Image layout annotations
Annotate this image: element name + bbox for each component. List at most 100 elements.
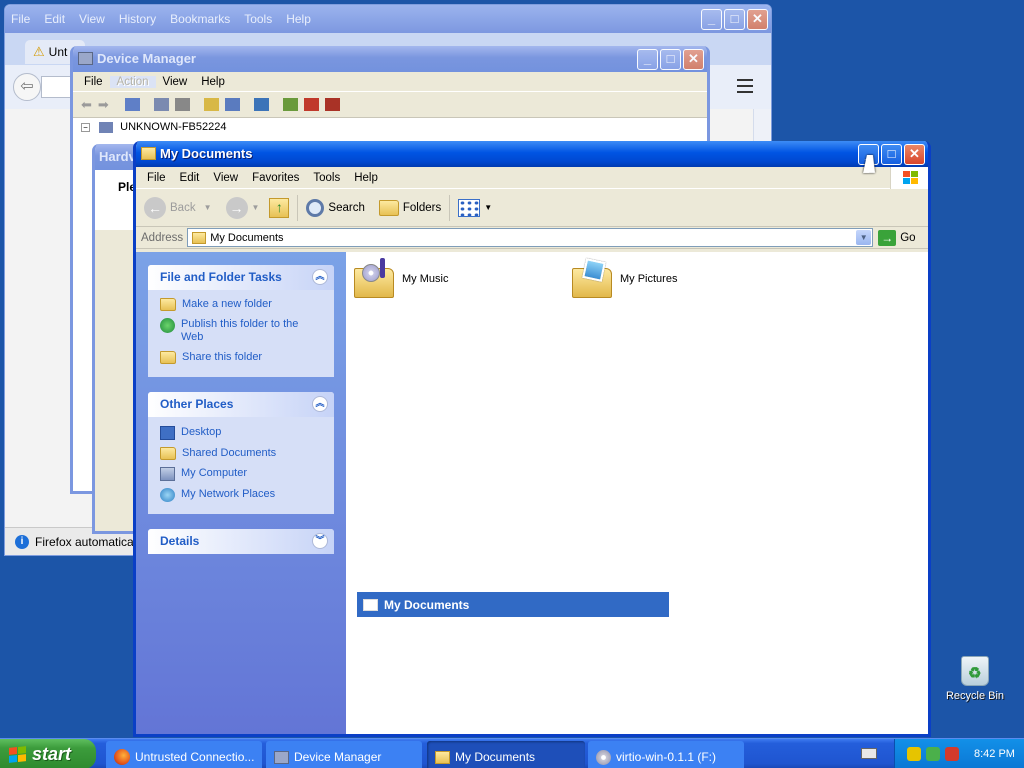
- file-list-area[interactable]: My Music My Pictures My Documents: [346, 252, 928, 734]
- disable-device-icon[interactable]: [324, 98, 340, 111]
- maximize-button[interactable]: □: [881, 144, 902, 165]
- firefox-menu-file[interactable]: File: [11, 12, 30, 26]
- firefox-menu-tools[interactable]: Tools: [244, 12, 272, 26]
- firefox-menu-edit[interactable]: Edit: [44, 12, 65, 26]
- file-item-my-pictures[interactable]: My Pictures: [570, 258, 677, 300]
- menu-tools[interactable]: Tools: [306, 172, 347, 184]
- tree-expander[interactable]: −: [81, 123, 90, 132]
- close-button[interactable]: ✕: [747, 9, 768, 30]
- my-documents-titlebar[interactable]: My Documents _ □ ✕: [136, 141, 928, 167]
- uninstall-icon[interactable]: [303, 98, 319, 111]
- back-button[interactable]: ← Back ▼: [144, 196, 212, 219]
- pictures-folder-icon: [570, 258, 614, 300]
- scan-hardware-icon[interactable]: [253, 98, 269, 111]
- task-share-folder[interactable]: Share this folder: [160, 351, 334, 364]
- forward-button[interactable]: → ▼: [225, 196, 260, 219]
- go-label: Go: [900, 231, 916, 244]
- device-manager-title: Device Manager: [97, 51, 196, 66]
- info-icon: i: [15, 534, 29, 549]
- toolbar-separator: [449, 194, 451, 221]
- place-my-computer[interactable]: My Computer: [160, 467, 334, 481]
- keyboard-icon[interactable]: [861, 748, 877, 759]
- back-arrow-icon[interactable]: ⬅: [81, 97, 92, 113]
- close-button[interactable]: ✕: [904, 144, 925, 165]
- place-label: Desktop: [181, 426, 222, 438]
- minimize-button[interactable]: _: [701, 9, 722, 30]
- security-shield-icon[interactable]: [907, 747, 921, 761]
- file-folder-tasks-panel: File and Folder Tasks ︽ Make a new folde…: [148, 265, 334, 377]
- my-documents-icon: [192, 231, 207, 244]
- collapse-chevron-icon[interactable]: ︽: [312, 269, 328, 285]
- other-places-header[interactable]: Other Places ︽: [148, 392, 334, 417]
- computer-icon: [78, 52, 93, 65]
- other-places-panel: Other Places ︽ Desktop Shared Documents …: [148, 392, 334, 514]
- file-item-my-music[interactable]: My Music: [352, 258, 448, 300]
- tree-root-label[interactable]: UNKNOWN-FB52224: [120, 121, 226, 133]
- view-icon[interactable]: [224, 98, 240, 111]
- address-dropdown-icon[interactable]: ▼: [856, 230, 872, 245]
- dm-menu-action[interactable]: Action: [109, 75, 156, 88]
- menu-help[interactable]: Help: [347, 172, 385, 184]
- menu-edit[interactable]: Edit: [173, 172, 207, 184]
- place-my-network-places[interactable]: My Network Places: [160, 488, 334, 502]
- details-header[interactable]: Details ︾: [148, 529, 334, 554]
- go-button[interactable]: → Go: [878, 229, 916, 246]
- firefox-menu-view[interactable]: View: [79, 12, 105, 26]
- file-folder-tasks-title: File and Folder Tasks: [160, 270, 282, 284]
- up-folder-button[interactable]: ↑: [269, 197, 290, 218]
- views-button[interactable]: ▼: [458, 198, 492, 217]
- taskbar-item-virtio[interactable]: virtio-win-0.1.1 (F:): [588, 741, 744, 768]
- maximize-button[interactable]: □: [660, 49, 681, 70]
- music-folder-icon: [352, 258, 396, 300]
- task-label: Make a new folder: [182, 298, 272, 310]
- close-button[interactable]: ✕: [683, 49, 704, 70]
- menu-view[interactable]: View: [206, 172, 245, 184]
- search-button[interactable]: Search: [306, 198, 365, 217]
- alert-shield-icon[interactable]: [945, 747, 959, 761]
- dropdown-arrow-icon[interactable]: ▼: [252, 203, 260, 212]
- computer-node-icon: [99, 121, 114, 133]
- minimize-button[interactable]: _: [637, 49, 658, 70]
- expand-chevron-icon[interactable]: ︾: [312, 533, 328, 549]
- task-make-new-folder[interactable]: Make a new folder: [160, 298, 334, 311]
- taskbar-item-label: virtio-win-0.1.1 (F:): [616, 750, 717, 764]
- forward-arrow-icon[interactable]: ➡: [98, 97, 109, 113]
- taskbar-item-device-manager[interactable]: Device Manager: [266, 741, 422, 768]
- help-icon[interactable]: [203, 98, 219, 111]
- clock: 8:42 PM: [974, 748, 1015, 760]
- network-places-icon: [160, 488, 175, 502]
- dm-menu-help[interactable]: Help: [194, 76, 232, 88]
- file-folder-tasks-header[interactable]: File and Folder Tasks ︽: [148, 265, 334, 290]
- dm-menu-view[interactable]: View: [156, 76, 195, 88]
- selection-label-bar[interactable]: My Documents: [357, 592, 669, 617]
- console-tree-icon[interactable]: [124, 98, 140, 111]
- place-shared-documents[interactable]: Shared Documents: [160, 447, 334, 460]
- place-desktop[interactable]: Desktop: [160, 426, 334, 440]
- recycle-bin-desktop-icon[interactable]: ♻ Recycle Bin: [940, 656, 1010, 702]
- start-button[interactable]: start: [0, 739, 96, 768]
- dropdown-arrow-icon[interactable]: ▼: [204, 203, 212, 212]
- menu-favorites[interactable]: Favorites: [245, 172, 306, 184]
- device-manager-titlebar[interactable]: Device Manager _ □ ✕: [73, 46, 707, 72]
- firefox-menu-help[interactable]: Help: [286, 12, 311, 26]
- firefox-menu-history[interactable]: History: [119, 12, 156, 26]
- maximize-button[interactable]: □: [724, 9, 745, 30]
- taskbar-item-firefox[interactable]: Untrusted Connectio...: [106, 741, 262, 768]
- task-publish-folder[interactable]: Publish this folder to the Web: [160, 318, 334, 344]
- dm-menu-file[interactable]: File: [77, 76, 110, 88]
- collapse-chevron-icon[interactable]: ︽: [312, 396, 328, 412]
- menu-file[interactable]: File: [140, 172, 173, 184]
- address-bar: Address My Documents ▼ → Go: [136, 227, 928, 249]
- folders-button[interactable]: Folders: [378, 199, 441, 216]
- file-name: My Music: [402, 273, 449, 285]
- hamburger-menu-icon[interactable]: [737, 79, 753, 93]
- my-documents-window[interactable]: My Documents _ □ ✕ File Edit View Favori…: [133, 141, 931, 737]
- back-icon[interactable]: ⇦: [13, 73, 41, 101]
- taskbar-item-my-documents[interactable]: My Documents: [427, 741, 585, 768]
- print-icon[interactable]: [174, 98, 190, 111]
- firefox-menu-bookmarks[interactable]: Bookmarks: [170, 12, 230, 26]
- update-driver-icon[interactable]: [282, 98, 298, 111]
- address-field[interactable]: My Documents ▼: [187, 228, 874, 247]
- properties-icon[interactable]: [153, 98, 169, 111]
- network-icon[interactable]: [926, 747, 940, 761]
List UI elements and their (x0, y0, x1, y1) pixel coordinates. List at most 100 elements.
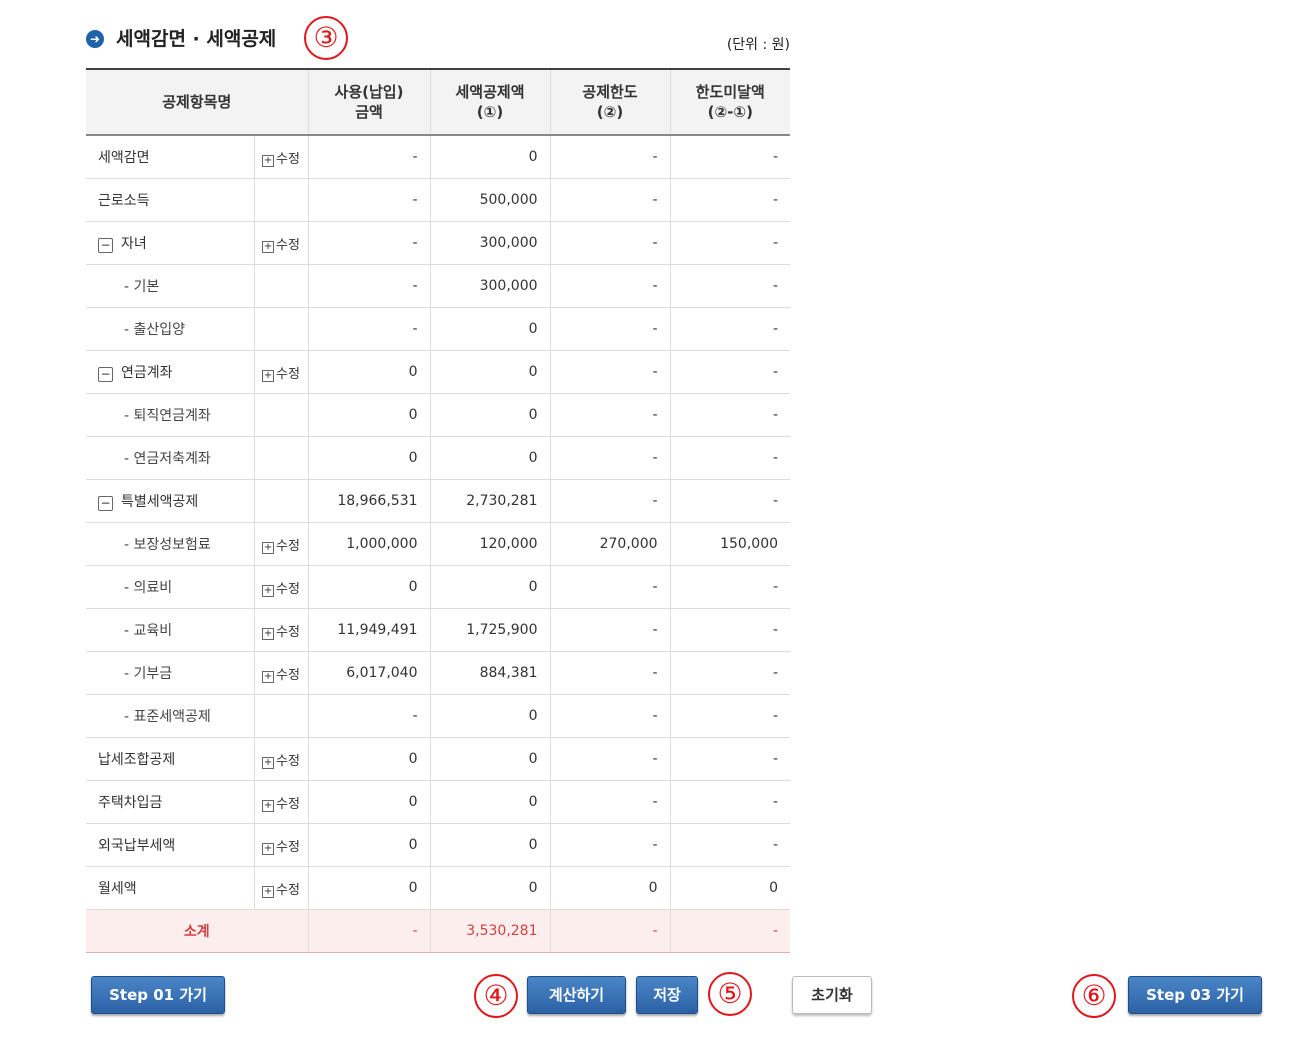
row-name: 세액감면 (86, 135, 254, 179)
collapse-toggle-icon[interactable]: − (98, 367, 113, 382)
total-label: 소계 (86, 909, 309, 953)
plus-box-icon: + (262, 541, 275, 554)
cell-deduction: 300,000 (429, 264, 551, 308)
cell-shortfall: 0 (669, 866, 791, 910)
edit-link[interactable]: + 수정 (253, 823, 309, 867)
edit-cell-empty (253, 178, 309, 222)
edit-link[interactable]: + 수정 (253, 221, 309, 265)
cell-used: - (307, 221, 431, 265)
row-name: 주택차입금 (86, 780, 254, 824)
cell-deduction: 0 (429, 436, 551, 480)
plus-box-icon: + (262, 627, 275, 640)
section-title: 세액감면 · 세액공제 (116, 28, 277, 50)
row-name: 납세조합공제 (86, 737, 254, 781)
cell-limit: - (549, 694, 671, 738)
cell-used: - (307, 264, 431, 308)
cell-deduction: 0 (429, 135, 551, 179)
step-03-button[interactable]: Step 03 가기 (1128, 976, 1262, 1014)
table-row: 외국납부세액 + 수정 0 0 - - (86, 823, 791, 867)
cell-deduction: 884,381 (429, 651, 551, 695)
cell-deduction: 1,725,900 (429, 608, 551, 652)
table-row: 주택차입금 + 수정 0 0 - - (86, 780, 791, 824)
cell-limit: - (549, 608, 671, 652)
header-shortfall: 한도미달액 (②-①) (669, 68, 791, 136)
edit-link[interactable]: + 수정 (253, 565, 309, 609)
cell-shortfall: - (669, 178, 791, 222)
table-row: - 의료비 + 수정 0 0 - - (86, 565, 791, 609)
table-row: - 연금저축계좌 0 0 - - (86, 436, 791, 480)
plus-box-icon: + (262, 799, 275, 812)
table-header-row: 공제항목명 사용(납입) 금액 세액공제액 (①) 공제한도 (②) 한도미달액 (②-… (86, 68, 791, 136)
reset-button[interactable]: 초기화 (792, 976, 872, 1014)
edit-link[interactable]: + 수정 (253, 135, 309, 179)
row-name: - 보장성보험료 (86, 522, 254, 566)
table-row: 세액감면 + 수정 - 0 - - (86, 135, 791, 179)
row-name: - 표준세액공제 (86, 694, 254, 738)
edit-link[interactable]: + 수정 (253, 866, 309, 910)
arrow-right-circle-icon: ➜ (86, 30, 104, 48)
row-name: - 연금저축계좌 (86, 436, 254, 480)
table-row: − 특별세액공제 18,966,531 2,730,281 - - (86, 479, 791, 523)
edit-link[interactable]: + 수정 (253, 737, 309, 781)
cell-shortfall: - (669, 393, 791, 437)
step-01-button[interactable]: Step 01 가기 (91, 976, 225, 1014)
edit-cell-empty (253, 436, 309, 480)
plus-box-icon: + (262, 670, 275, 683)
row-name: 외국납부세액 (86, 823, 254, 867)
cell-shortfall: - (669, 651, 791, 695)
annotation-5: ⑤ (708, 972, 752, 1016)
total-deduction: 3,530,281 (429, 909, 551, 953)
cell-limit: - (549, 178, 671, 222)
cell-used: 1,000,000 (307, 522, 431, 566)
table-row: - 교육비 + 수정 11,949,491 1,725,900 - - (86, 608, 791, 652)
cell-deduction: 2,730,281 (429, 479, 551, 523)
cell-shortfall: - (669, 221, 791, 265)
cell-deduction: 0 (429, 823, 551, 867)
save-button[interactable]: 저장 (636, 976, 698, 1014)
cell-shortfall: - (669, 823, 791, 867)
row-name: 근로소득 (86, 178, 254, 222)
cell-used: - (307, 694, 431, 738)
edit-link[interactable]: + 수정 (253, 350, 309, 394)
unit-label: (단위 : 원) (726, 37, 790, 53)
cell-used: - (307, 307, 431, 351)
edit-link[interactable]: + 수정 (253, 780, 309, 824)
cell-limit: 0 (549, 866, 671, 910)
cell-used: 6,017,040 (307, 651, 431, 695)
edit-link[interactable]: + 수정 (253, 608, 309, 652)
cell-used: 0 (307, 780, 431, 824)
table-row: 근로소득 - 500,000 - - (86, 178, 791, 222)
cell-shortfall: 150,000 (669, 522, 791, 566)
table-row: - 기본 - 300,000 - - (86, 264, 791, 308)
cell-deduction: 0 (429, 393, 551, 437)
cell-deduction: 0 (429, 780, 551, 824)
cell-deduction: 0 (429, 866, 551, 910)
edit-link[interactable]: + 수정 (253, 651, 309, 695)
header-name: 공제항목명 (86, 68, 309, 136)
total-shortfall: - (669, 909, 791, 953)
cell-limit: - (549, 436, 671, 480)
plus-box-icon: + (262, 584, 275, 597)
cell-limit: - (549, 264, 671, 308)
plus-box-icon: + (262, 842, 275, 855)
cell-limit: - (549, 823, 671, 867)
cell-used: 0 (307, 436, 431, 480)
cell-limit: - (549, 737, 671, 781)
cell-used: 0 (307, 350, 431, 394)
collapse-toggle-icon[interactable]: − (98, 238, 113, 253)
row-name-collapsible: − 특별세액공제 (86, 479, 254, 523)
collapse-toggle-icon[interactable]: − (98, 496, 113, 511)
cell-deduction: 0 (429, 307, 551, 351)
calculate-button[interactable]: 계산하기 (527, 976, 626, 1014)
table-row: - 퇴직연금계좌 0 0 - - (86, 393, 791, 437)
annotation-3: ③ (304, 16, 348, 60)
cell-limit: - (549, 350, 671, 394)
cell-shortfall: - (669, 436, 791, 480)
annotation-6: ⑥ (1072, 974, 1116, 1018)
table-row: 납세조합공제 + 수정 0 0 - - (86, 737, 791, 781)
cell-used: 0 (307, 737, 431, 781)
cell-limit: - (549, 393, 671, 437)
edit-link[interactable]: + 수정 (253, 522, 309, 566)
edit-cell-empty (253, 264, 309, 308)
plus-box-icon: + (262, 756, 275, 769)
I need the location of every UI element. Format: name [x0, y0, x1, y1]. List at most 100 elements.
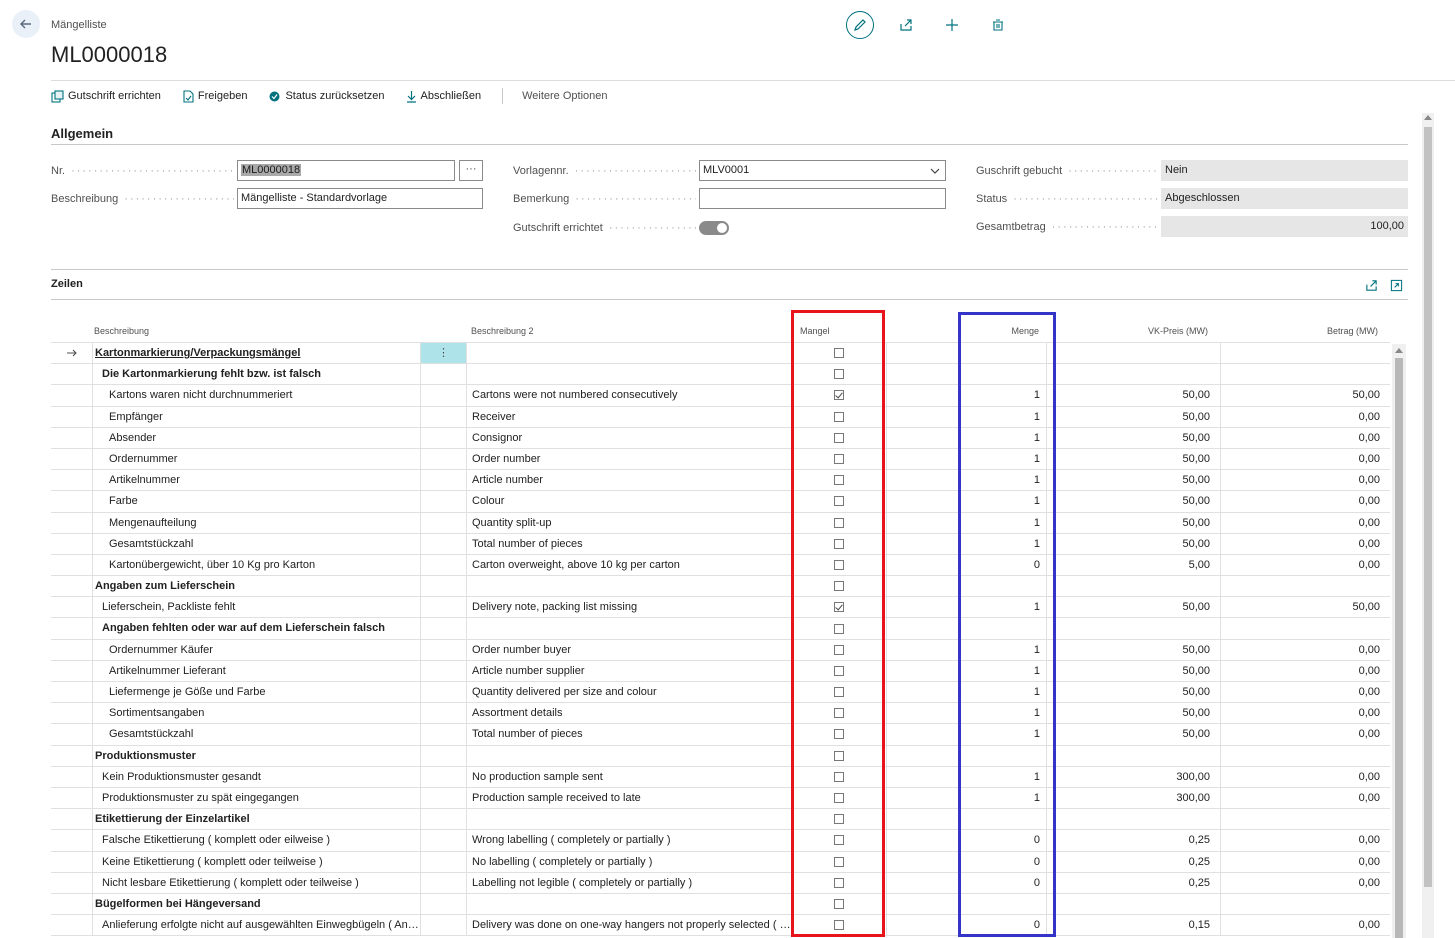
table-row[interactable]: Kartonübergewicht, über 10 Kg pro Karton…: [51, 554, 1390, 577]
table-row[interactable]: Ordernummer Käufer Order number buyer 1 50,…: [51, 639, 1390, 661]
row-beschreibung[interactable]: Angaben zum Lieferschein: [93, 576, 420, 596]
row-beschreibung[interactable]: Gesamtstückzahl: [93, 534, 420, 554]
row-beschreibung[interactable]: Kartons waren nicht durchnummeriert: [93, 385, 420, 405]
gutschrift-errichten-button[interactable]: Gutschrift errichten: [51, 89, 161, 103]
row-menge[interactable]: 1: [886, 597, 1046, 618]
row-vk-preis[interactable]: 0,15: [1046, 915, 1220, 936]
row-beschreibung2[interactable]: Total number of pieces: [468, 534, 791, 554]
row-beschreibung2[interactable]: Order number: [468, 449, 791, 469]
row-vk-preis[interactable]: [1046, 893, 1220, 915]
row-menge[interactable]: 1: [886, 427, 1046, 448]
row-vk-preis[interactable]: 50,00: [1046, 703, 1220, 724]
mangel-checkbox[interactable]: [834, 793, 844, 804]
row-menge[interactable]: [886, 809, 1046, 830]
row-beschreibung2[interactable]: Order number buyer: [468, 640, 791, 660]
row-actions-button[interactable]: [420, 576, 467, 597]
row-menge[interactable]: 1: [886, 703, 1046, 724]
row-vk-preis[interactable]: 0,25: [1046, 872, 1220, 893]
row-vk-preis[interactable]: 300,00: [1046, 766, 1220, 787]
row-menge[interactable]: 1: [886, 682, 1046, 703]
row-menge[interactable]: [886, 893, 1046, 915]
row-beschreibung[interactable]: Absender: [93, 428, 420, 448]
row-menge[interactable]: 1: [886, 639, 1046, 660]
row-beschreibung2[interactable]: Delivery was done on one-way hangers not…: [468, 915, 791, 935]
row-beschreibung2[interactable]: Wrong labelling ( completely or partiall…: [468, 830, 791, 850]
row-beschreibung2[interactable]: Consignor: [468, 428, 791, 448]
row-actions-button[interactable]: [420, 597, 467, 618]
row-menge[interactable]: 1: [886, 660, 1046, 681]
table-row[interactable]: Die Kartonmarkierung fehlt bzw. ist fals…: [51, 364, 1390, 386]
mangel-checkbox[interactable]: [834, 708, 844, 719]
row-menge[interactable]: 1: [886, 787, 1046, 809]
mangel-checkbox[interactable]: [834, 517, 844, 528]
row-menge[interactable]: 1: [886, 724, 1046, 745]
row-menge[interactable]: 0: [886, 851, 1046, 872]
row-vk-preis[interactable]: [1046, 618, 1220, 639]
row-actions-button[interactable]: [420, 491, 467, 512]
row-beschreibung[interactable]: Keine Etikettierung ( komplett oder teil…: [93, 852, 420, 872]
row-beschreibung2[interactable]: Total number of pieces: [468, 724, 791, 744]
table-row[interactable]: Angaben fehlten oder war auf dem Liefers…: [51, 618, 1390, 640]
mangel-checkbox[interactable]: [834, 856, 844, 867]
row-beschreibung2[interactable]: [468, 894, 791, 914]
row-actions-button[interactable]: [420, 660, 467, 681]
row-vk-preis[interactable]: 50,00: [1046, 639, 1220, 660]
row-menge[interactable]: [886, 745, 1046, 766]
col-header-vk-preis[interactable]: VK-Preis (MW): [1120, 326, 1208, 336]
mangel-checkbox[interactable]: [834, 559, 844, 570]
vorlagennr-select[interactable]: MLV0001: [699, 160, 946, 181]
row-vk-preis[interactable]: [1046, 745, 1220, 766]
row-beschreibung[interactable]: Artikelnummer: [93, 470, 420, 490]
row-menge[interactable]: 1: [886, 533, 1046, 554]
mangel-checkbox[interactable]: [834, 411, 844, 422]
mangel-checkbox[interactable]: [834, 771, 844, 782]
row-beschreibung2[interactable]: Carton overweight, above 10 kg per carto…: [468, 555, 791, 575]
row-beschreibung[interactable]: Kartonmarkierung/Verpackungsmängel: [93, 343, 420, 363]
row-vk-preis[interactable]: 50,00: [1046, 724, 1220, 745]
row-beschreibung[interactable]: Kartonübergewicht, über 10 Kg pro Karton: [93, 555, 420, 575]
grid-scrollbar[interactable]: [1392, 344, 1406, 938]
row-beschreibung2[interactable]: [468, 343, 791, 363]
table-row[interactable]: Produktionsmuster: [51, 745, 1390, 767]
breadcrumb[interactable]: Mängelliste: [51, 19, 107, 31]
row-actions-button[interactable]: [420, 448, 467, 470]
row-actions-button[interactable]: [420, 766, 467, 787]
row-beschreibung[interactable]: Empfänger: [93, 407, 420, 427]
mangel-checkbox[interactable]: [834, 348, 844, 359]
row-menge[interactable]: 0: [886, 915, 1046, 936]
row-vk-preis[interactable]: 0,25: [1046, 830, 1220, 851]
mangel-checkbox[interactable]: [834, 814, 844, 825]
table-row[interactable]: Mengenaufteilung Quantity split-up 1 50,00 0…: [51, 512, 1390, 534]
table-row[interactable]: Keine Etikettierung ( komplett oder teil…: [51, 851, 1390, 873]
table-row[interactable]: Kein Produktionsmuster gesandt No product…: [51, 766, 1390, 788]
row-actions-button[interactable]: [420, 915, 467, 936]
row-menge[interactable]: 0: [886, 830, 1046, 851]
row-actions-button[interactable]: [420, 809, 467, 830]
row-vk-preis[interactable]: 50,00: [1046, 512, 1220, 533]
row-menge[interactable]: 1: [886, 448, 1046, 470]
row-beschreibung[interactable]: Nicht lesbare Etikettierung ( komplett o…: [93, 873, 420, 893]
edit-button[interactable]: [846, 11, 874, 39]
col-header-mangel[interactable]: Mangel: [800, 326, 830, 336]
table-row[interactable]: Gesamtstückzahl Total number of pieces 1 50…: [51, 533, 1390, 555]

Exercise directions — Please rewrite the listing lines beginning at the line that has "table-row[interactable]: Kartonübergewicht, über" and stopping after the line that has "534, 420, 554]", replacing "row-beschreibung" with "row-description" and leaving everything else unchanged.

Result —
table-row[interactable]: Kartonübergewicht, über 10 Kg pro Karton…: [51, 554, 1390, 577]
table-row[interactable]: Ordernummer Käufer Order number buyer 1 50,…: [51, 639, 1390, 661]
row-description[interactable]: Angaben zum Lieferschein: [93, 576, 420, 596]
row-description[interactable]: Gesamtstückzahl: [93, 534, 420, 554]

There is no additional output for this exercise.